## GIVEN INFORMATION

....

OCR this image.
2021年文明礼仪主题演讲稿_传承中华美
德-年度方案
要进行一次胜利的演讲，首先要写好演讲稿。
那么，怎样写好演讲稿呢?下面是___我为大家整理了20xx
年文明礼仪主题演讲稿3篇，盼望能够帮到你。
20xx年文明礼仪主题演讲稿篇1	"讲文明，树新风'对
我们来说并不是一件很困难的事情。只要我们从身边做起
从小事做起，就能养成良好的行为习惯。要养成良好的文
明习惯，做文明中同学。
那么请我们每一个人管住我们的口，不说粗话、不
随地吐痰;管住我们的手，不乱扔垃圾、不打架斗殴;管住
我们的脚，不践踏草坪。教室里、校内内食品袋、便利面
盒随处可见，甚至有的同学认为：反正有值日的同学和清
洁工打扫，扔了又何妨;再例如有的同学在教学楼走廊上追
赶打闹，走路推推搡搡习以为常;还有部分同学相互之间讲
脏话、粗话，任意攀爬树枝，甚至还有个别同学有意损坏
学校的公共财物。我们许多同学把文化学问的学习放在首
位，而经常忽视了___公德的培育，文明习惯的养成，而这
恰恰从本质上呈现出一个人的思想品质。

....

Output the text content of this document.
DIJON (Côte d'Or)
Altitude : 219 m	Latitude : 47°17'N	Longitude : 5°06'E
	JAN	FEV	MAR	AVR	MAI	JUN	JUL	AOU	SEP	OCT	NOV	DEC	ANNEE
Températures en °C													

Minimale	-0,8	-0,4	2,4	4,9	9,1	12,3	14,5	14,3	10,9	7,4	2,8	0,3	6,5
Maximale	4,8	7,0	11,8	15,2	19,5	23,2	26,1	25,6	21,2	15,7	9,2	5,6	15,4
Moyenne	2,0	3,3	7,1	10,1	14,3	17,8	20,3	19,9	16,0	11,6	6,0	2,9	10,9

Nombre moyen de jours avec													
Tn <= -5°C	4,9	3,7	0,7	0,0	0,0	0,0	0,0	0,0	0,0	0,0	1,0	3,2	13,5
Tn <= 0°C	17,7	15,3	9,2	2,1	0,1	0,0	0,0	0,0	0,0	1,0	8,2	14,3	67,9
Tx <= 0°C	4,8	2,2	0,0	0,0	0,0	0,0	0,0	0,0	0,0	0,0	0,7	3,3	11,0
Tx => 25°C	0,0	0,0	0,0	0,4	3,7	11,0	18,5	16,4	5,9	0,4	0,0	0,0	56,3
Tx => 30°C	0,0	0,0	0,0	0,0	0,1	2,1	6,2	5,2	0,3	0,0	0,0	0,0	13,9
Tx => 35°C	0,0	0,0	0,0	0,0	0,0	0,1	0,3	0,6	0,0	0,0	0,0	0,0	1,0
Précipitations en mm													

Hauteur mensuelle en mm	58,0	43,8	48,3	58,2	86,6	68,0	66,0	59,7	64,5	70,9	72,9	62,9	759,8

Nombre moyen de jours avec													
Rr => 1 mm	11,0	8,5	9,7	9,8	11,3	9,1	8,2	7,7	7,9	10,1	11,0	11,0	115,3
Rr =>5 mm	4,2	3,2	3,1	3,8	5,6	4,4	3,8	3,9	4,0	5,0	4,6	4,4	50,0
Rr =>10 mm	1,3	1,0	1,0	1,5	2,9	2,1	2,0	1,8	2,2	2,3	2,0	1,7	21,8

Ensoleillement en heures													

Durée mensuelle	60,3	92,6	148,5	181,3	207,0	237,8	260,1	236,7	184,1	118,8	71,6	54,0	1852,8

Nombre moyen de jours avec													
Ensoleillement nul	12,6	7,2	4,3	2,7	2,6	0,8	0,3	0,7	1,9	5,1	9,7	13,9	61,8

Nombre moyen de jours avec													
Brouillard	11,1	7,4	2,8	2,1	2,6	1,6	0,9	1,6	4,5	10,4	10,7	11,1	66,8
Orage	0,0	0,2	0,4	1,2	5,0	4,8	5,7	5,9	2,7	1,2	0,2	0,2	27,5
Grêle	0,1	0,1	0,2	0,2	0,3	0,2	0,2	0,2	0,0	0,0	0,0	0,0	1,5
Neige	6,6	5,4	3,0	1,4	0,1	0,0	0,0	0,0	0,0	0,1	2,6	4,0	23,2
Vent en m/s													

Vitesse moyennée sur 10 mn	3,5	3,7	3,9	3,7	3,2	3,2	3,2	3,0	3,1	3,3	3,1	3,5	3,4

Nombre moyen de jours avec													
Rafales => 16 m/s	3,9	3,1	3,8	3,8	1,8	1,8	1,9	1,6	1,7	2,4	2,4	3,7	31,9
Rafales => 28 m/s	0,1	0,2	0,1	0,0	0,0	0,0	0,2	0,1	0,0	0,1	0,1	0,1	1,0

....

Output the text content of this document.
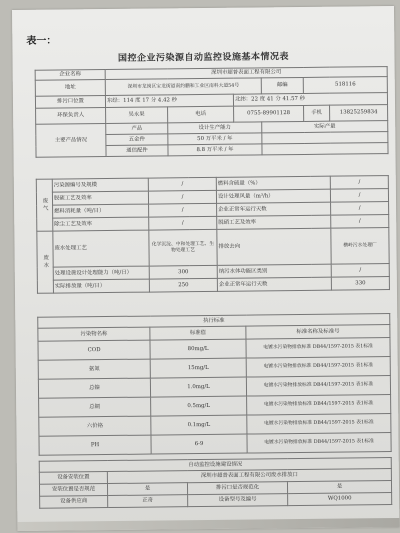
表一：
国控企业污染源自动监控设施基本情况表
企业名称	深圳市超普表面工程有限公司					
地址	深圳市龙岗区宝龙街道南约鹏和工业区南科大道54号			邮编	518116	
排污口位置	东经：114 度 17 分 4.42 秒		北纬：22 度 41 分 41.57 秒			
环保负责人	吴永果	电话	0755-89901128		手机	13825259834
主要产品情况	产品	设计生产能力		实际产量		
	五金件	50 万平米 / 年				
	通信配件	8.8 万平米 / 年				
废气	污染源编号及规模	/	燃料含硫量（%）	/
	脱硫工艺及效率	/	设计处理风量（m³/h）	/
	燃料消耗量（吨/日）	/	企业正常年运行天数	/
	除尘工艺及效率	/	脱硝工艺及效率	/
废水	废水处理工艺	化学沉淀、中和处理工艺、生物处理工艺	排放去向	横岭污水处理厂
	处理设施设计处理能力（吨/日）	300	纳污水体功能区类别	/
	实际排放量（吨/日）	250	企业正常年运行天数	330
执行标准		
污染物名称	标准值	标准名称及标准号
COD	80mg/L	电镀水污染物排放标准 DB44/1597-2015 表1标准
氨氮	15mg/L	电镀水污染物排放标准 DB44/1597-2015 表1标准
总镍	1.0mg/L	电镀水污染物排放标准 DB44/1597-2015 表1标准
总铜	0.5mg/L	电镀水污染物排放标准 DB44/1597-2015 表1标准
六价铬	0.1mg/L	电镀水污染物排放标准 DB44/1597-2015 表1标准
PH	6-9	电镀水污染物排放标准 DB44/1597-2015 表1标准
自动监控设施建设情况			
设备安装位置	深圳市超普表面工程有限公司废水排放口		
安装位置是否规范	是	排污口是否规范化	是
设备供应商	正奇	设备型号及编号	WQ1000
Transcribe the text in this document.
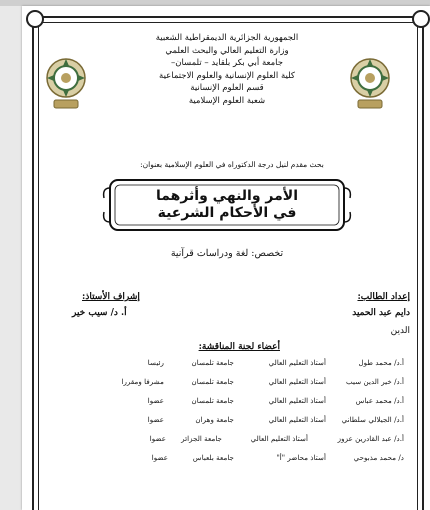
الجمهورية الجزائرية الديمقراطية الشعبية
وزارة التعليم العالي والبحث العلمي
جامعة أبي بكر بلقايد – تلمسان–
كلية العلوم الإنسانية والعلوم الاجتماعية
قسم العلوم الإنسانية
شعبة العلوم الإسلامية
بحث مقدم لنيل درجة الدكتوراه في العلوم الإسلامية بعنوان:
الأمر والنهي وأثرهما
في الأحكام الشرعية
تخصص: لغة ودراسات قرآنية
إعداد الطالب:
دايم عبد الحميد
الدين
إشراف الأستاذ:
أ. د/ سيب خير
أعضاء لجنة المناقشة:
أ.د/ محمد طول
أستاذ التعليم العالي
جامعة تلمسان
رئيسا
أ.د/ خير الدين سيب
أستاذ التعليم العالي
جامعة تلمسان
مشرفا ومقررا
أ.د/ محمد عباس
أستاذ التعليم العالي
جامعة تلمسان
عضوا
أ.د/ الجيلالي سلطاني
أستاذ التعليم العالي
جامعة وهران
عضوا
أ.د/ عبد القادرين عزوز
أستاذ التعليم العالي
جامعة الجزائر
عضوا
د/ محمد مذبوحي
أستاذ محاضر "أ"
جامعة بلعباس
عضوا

....

## TASK DIRECTIONS
In the lines above, find each one with "电镀水污染物排放标准" and list it.

## ANSWER FOR THIS EXERCISE
COD	80mg/L	电镀水污染物排放标准 DB44/1597-2015 表1标准
氨氮	15mg/L	电镀水污染物排放标准 DB44/1597-2015 表1标准
总镍	1.0mg/L	电镀水污染物排放标准 DB44/1597-2015 表1标准
总铜	0.5mg/L	电镀水污染物排放标准 DB44/1597-2015 表1标准
六价铬	0.1mg/L	电镀水污染物排放标准 DB44/1597-2015 表1标准
PH	6-9	电镀水污染物排放标准 DB44/1597-2015 表1标准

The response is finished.